Texte source »
========================

Impuissance à l’école

Impuissance à l’école
Saturday 03 October 2009

Madame,

Un immense sentiment de solitude m’envahit face à la maltraitance psychologique à l’école. Comment faire ? Comment agir pour aider les enseignants de mon secteur*, à prendre conscience d’une éthique de responsabilité face à la vulnérabilité des enfants qui leur sont confiés, quand cette éthique est totalement absente de la formation professionnelle. Aujourd’hui, alors qu’une grande campagne d’information est lancée contre la maltraitance des personnes âgées, c’est le silence face à la maltraitance de l’enfant sous terreur, à l’école. Je me refuse à être complice du sadisme inconscient de collègues psychorigides, mais je me sens aujourd’hui totalement impuissante. Il me semble que l’arrivée de Nicolas Sarkozy à la présidence de la République semble avoir autorisé certains enseignants à adopter sa vision du tout répressif. Libérés par un discours aux antipodes de l’empathie et de la bienveillance, beaucoup se sentent soutenus et encouragés dans un comportement pulsionnel et violent, dont je suis témoin jour après jour. Au secours, Alice, la pédagogie noire est de retour !

Hier matin, j’ai été témoin, de ce qui était à mes yeux une faute professionnelle grave. Dès 8h30, une jeune enseignante de CE1, pulsionnelle et peut-être stressée par son retard, s’énerve après un de ses élèves et, l’abandonnant, seul, dans l’escalier, lui crie : « Je ne veux plus te voir. File en Petite Section ! » Je pense que sous l’effet de la colère, l’enseignante a pris conscience qu’elle était allée trop loin, quand, essayant, quelques instants plus tard, de revenir vers l’enfant pour verbaliser ce qui venait de se passer, et surout ne pas le laisser seul, Petit Poucet abandonné, je ne le vois plus dans le couloir. J’apprendrai à la récréation, par un directeur, soucieux de prouver qu’il avait bien le pouvoir sur l’enfant, qu’il l’avait accompagné lui-même, dans la classe des petits, à l’école maternelle voisine. Là, pédagogie noire oblige, (nous avons déjà essayé en vain**, il y a quelques années, en tant que membres du RASED, d’informer notre hiérarchie de ces abus de pouvoir de l’adulte sur l’enfant), le garçonnet de sept ans a pu être humilié à souhait, par des collègues psychorigides, convaincus du bienfait de la méthode répressive.

Quand je suis intervenue pour dire que cette punition était humiliante pour l’enfant, je me suis heurtée au tollé des enseignants, solidaires du directeur. J’ai ressenti un profond sentiment de solitude et compris que tout le travail d’Alice Miller autour de l’enfant sous terreur, ne pouvait être, ici, ni reconnu ni entendu.

========================

Exercices »
1. Recopiez à l'identique les entrées, depuis la première ligne jusqu'à la ligne contenant « coercive-definition-line-2: uno scalare », celle-ci comprise.
2. Rédigez la suite de la lettre sur la maltraitance psychologique à l'école, en reprenant après sa dernière phrase.

========================

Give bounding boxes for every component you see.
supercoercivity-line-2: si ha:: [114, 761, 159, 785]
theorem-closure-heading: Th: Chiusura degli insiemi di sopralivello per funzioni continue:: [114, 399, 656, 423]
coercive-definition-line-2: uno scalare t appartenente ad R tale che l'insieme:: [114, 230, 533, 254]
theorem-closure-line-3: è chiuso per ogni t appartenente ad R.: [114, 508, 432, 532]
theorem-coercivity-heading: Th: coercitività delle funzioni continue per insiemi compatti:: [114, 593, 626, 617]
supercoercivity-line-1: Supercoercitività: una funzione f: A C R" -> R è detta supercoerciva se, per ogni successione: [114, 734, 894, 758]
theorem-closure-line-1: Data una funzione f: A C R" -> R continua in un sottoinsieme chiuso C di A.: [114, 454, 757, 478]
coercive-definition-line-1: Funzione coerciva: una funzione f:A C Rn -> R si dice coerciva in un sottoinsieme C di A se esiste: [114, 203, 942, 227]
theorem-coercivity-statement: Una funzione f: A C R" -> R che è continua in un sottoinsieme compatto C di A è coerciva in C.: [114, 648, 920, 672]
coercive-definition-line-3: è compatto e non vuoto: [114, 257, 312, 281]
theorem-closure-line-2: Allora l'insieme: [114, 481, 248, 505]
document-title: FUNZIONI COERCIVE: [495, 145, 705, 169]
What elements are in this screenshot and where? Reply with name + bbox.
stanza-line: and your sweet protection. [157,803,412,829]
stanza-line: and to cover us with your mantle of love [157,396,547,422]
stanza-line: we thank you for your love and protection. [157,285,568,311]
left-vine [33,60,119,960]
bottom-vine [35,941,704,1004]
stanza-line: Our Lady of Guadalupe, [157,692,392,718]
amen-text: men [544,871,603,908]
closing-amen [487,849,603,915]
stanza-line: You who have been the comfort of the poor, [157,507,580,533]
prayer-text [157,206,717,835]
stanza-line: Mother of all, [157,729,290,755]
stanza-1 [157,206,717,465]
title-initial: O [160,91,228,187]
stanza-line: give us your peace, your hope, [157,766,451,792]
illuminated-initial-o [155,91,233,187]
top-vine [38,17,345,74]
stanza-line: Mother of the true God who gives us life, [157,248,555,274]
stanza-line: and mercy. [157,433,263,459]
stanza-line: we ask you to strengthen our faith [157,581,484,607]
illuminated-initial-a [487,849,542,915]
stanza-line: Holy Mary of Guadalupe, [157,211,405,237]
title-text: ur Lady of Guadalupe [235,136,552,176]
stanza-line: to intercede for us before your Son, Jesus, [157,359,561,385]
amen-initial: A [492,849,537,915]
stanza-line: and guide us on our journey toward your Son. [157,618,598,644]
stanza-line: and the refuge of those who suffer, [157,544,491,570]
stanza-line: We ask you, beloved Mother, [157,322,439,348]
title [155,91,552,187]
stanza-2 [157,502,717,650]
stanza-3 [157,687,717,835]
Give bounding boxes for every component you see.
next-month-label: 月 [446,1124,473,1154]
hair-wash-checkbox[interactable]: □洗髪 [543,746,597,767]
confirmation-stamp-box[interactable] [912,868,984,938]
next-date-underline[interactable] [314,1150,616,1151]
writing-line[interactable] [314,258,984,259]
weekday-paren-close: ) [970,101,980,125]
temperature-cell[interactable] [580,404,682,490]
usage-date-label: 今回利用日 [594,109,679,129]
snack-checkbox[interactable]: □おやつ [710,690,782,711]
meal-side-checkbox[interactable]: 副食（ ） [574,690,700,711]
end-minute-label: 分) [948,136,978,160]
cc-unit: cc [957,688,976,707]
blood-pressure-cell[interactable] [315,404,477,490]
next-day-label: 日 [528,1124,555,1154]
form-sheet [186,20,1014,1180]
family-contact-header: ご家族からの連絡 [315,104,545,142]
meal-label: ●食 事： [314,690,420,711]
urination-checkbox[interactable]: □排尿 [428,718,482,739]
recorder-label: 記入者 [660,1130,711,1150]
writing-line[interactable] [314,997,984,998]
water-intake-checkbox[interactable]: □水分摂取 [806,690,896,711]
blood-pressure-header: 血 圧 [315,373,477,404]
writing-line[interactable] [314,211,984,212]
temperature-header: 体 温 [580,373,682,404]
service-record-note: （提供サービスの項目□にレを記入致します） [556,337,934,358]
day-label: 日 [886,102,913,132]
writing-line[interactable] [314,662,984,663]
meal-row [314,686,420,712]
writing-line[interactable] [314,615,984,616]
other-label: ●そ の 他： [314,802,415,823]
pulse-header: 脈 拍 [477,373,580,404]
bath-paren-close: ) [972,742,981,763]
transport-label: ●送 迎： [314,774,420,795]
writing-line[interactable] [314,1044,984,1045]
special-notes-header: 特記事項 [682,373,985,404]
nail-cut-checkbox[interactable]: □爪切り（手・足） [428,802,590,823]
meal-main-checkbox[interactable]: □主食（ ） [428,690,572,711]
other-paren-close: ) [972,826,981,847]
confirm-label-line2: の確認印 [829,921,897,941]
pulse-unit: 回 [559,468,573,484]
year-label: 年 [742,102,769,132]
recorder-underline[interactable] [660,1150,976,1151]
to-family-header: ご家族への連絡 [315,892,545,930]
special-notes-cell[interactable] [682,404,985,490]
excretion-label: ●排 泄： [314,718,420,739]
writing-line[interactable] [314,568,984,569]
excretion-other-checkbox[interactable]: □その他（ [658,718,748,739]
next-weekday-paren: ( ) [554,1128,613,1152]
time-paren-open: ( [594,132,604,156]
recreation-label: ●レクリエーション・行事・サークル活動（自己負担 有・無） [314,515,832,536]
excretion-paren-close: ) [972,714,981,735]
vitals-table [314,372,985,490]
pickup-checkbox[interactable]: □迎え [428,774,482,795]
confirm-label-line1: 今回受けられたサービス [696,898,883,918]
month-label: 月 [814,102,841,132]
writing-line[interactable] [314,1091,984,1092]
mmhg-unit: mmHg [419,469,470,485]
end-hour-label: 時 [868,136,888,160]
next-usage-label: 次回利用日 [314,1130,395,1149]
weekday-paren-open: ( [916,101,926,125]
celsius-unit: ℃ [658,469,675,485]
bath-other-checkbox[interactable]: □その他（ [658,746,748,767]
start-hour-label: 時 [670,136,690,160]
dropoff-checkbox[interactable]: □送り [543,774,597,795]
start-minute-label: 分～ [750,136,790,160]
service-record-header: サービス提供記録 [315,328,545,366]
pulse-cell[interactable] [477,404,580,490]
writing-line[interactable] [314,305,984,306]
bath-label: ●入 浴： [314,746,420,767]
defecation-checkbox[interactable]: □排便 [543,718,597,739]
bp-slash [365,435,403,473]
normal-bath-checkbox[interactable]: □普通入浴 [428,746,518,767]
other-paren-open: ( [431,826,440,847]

========================

Les réponses »
1.
Give bounding boxes for every component you see.
supercoercivity-line-2: si ha:: [114, 761, 159, 785]
theorem-closure-heading: Th: Chiusura degli insiemi di sopralivello per funzioni continue:: [114, 399, 656, 423]
coercive-definition-line-2: uno scalare t appartenente ad R tale che l'insieme:: [114, 230, 533, 254]

2.
Intervenant l’après-midi, dans une autre école de mon secteur, où sévit une rigidité encore plus sadique, j’entendais les hurlements d’une directrice, qui, tel un chef militaire, s’adressait à ses élèves, comme l’autre à son armée et je n’avais, écoeurée et découragée, qu’une envie : quitter l’Education Nationale. Je n’ose pas imaginer ce que peuvent ressentir et vivre les enfants, qui ne savent pas qu’ils auraient le droit de ne pas subir cette violence morale. Un cauchemar ! Beaucoup, l’année dernière souffraient d’ailleurs de maux de tête et de ventre. Comment aimer l’école quand y règne un tel climat de violence ? Comment réussir à apprendre, la pensée inhibée par la peur ? Je sais que je dois réagir et ne sais pas encore comment. Au mieux, les enfants changeront d’école, mais les enseignants restent et continuent de sévir. Mon témoignage se veut l’expression de mon impuissance. Vos livres (dont La connaissance interdite et Le drame de l’enfant doué) m’ont tellement aidée, lors d’une analyse jungienne à reconnaitre votre parole comme l’expression de mon propre vécu intérieur. Soyez en ici infiniment remerciée.

NS

* Je suis enseignante spécialisée dans un Réseau d’Aides Spécialisées aux Elèves en Difficulté ( RASED).

** Notre geste a été vécu par les enseignants comme une délation et nous nous sommes heurtées à l’hostilté de nos collègues.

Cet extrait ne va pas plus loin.